• Task instructions:
Wherever a line holds the string "voluntaria", copy that line.

• Supplied information:
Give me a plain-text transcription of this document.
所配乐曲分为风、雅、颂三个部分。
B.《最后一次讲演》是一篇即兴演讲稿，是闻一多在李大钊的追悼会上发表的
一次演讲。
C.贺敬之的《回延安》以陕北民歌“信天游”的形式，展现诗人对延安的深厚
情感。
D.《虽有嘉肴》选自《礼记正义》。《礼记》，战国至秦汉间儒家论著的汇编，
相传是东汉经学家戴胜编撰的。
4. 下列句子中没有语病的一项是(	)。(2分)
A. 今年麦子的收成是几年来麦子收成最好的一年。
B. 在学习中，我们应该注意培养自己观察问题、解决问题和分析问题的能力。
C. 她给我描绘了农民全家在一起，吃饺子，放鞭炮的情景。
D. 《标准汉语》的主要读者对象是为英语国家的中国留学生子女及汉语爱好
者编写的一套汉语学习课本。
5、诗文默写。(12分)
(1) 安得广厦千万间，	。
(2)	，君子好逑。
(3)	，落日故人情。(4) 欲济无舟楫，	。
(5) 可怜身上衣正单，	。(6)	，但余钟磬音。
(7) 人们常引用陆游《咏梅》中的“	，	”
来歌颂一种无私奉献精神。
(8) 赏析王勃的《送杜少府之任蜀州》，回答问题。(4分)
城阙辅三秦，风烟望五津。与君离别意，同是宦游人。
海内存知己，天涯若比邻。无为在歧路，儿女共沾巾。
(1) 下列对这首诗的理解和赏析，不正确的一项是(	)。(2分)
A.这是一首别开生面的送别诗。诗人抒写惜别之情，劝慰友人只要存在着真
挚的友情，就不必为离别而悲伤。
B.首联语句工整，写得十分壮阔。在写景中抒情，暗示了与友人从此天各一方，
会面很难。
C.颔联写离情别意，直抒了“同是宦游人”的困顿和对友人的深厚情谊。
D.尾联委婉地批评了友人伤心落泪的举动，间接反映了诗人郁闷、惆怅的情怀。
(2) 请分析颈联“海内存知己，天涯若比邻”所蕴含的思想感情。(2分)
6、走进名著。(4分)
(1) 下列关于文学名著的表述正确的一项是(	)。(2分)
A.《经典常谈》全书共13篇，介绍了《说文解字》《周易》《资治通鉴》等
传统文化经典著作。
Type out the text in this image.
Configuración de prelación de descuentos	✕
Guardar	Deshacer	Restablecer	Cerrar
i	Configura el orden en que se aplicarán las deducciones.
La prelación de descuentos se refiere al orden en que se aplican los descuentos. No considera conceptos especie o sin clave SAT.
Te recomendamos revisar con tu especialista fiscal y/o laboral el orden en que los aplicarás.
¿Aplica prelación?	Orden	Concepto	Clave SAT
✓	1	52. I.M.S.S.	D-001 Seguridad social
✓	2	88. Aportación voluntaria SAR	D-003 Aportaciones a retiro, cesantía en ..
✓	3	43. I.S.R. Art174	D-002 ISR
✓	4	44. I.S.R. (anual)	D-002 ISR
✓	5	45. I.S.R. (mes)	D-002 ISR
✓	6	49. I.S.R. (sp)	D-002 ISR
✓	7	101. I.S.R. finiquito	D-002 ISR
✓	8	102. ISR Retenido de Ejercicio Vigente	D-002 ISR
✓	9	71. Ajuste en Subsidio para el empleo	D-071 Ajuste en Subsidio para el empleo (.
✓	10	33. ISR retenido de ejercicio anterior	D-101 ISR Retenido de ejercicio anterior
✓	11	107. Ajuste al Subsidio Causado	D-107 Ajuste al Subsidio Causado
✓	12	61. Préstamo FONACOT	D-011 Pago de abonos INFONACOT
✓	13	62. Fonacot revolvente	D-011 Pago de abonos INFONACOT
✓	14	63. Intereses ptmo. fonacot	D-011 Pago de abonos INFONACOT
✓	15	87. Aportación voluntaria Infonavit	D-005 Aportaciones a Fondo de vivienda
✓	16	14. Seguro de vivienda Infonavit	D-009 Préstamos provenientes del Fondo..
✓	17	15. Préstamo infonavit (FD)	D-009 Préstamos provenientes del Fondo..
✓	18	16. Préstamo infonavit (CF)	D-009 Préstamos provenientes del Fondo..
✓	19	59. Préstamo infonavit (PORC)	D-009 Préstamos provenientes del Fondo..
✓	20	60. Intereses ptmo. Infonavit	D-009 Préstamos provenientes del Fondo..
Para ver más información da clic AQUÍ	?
--
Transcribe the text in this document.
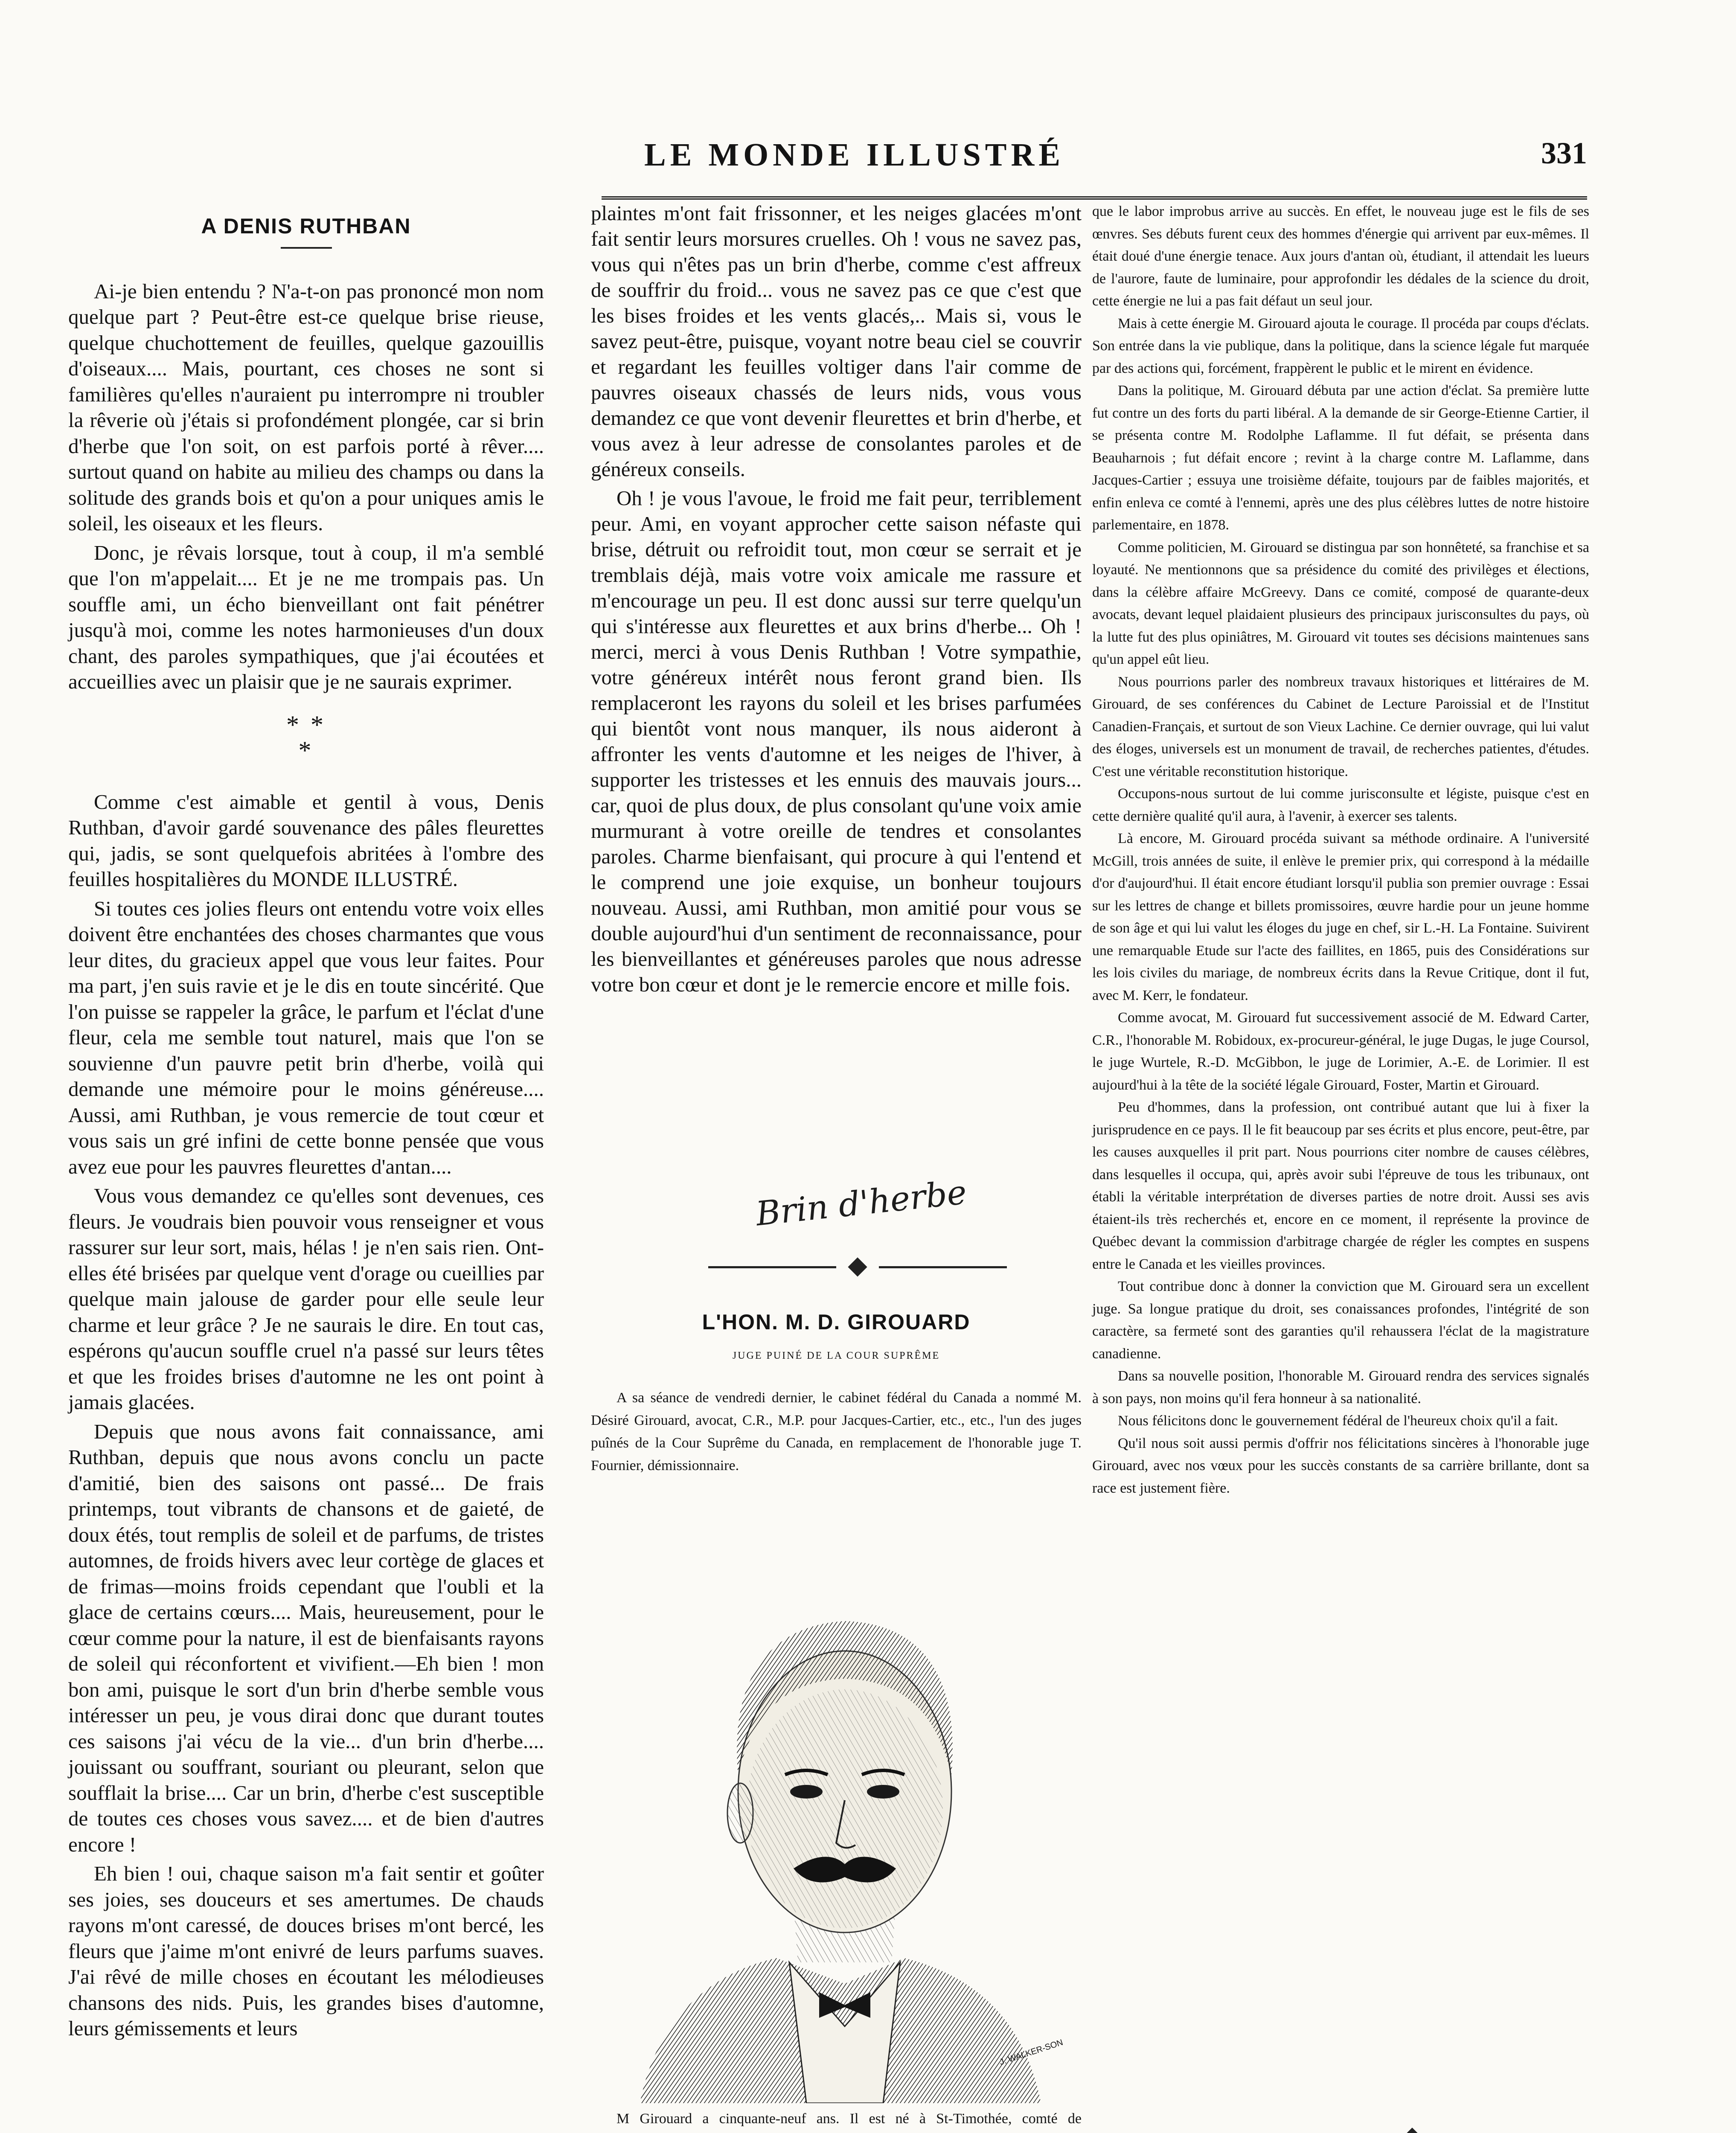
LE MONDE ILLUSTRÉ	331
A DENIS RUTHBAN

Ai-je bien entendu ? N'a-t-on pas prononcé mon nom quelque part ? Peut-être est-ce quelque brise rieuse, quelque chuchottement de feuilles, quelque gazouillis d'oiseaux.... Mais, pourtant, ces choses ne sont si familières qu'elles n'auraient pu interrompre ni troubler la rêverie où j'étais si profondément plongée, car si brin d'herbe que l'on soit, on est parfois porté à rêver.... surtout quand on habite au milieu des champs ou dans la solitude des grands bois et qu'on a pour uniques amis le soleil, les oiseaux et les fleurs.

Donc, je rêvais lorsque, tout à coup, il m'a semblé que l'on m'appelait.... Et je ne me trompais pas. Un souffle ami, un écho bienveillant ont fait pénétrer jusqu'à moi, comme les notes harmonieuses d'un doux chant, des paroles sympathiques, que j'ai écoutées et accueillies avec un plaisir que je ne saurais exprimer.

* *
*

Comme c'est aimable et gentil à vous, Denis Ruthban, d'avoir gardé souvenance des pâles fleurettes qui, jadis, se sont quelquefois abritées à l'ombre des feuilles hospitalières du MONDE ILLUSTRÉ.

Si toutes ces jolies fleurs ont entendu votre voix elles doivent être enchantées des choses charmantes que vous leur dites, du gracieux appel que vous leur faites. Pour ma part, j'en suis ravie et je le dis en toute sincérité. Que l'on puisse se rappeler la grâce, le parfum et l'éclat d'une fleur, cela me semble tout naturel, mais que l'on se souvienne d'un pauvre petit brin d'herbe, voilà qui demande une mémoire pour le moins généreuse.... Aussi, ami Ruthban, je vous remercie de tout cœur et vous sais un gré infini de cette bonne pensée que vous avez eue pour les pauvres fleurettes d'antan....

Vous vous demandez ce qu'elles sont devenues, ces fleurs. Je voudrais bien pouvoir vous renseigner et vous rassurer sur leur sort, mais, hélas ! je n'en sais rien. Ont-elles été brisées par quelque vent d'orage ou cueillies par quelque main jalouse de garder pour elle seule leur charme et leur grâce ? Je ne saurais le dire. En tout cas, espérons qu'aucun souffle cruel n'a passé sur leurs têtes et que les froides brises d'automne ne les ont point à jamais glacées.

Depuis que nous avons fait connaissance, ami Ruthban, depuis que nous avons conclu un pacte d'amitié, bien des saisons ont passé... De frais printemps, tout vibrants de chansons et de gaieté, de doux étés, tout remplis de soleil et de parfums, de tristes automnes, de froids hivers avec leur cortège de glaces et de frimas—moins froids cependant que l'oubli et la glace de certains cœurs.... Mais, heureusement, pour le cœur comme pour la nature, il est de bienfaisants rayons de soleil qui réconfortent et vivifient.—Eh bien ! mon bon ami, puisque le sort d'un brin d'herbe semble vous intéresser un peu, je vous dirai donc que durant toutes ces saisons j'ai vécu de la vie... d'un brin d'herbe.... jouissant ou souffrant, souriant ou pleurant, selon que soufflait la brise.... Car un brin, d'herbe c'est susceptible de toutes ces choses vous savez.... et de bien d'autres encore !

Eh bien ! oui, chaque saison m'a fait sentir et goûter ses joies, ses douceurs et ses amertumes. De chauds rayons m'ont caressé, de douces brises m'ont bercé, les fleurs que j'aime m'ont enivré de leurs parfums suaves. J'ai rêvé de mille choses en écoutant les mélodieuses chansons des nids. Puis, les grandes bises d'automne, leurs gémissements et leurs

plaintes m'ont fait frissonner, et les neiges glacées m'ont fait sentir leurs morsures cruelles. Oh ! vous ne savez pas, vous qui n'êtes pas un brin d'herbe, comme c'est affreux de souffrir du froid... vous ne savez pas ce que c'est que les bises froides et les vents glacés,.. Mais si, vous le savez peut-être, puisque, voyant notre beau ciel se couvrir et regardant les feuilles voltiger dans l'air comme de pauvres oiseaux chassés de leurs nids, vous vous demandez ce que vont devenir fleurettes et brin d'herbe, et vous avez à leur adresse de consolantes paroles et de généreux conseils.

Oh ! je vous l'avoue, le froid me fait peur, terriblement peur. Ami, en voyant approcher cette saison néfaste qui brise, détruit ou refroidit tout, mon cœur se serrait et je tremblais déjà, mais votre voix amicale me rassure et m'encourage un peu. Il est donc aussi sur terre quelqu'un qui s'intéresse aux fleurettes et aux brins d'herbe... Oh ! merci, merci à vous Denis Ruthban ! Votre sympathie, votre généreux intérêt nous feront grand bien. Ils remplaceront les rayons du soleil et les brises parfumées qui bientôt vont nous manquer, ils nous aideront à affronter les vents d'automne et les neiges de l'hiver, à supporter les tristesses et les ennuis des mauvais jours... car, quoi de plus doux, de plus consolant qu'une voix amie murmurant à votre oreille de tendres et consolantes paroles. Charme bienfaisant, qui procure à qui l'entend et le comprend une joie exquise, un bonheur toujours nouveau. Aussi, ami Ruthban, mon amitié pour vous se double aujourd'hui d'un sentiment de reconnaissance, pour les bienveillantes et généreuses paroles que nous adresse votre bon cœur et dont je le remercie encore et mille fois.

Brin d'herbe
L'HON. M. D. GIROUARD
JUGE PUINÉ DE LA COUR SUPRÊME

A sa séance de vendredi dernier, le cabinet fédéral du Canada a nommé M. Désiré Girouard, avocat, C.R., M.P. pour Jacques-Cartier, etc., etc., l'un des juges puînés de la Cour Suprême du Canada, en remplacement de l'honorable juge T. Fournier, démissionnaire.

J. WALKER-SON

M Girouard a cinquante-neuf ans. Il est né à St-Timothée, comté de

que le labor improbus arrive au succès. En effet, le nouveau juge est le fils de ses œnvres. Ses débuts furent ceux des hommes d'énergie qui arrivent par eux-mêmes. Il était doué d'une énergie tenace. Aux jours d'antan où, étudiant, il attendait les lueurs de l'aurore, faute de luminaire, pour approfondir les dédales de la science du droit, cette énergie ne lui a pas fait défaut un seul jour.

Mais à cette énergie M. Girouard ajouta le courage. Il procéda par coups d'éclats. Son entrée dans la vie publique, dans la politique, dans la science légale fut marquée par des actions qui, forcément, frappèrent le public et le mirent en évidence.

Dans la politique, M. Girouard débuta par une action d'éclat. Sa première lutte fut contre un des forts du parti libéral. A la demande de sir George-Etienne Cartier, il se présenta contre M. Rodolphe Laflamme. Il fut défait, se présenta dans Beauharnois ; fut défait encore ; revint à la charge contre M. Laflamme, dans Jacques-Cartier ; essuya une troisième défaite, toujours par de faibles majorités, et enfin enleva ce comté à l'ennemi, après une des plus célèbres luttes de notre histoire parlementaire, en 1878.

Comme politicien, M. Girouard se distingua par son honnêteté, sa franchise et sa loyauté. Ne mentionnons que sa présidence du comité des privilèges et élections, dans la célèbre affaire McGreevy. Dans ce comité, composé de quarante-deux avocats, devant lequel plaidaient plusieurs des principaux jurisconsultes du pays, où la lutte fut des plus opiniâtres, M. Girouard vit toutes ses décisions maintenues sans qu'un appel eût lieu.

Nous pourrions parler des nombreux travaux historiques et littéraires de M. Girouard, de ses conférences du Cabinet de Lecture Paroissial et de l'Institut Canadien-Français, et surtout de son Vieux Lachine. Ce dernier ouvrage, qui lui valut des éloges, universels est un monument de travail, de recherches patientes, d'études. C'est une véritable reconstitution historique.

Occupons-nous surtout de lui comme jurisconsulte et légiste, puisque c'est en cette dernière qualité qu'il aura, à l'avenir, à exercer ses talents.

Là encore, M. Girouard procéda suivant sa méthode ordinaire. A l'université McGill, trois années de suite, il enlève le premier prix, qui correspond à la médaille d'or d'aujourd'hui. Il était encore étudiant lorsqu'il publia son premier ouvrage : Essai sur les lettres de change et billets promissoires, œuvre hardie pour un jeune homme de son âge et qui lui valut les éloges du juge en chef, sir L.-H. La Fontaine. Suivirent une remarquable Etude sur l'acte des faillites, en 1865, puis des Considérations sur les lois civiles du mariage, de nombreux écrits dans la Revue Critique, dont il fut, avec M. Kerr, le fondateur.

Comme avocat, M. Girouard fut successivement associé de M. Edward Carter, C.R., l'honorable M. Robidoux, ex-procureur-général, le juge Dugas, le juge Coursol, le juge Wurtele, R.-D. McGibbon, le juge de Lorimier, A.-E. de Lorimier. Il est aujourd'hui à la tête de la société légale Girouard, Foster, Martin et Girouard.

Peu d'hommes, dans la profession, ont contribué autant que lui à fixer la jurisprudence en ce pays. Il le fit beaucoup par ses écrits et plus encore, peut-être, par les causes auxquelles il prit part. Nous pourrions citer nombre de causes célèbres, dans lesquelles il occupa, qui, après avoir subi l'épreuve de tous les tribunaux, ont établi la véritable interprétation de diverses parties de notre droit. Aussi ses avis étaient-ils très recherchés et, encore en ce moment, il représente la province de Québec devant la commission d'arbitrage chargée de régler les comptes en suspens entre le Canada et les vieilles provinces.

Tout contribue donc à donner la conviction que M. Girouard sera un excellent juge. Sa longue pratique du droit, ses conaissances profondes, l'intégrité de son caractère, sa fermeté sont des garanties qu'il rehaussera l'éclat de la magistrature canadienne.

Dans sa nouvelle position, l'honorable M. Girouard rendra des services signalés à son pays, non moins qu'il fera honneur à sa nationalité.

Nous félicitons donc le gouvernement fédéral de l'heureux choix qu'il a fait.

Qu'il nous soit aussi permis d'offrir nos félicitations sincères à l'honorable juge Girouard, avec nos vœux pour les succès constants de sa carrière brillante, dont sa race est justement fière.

• Task response:
✓	2	88. Aportación voluntaria SAR	D-003 Aportaciones a retiro, cesantía en ..
✓	15	87. Aportación voluntaria Infonavit	D-005 Aportaciones a Fondo de vivienda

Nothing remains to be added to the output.